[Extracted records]
--- Start ---
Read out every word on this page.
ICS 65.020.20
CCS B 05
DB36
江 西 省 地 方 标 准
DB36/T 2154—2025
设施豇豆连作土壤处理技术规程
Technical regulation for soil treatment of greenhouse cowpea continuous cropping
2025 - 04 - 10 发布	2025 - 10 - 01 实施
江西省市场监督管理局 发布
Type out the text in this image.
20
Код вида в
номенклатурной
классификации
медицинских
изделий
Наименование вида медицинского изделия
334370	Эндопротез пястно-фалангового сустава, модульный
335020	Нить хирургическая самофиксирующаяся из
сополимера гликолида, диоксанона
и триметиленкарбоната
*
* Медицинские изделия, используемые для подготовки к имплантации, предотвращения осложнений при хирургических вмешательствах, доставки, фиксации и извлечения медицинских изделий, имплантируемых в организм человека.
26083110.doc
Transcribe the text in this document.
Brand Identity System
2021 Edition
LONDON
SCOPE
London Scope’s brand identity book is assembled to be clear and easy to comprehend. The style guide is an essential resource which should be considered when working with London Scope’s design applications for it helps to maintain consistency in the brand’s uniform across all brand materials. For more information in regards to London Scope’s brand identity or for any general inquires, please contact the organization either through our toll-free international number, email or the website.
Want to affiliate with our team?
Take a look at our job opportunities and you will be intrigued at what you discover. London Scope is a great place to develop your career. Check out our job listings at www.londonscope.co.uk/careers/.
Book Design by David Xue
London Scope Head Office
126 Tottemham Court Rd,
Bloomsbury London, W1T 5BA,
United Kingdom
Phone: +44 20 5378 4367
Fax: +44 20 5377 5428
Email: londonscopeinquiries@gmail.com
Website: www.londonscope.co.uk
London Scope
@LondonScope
--- End ---
◆ Required task ◆
Pick out and copy the lines of the entries that hold the string "with".

◆ Exercise output ◆
London Scope’s brand identity book is assembled to be clear and easy to comprehend. The style guide is an essential resource which should be considered when working with London Scope’s design applications for it helps to maintain consistency in the brand’s uniform across all brand materials. For more information in regards to London Scope’s brand identity or for any general inquires, please contact the organization either through our toll-free international number, email or the website.
Want to affiliate with our team?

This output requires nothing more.